--- DESCRIPTION OF THE TASK ---
Retype the whole listing, please, keeping every line exact and dropping the pictures.

--- DATA EXCERPTS ---

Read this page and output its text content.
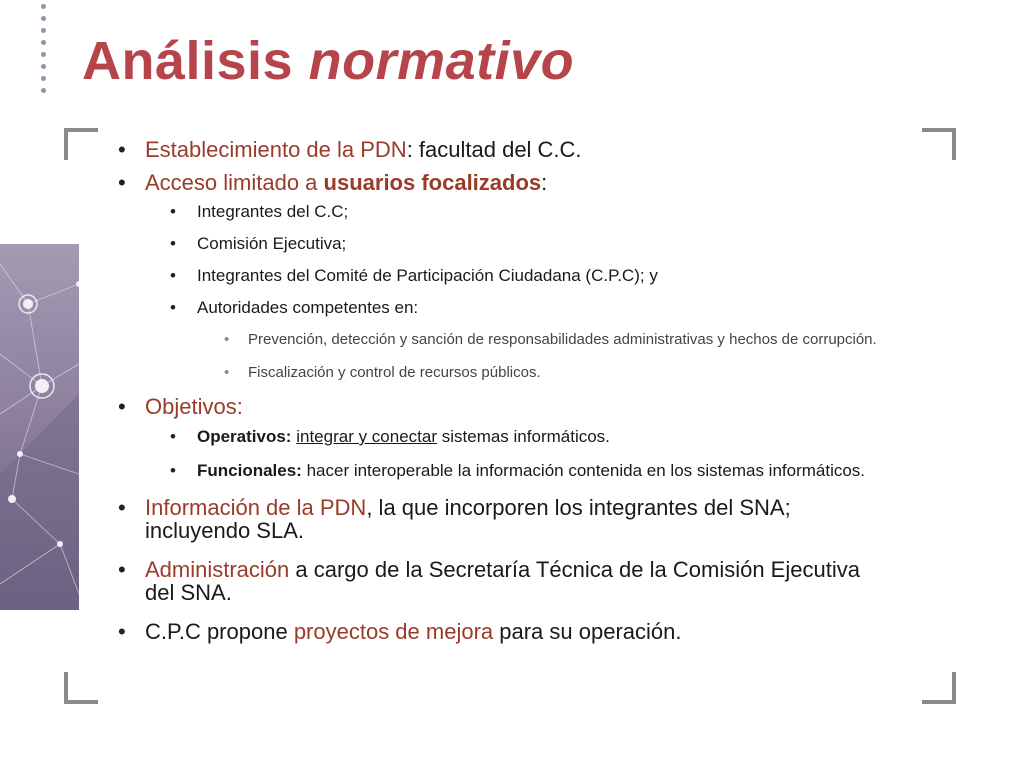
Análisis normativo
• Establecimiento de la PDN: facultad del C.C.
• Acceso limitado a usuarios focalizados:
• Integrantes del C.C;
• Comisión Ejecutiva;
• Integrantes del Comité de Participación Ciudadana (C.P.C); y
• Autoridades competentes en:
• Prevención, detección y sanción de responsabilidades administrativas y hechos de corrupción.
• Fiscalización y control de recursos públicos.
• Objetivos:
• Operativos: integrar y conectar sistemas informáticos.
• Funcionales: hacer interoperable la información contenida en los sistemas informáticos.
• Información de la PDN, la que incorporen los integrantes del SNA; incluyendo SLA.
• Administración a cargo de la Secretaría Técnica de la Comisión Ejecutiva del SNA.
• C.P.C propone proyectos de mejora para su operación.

--- FINISHED TASK ---
Read this page and output its text content.
Análisis normativo
• Establecimiento de la PDN: facultad del C.C.
• Acceso limitado a usuarios focalizados:
• Integrantes del C.C;
• Comisión Ejecutiva;
• Integrantes del Comité de Participación Ciudadana (C.P.C); y
• Autoridades competentes en:
• Prevención, detección y sanción de responsabilidades administrativas y hechos de corrupción.
• Fiscalización y control de recursos públicos.
• Objetivos:
• Operativos: integrar y conectar sistemas informáticos.
• Funcionales: hacer interoperable la información contenida en los sistemas informáticos.
• Información de la PDN, la que incorporen los integrantes del SNA; incluyendo SLA.
• Administración a cargo de la Secretaría Técnica de la Comisión Ejecutiva del SNA.
• C.P.C propone proyectos de mejora para su operación.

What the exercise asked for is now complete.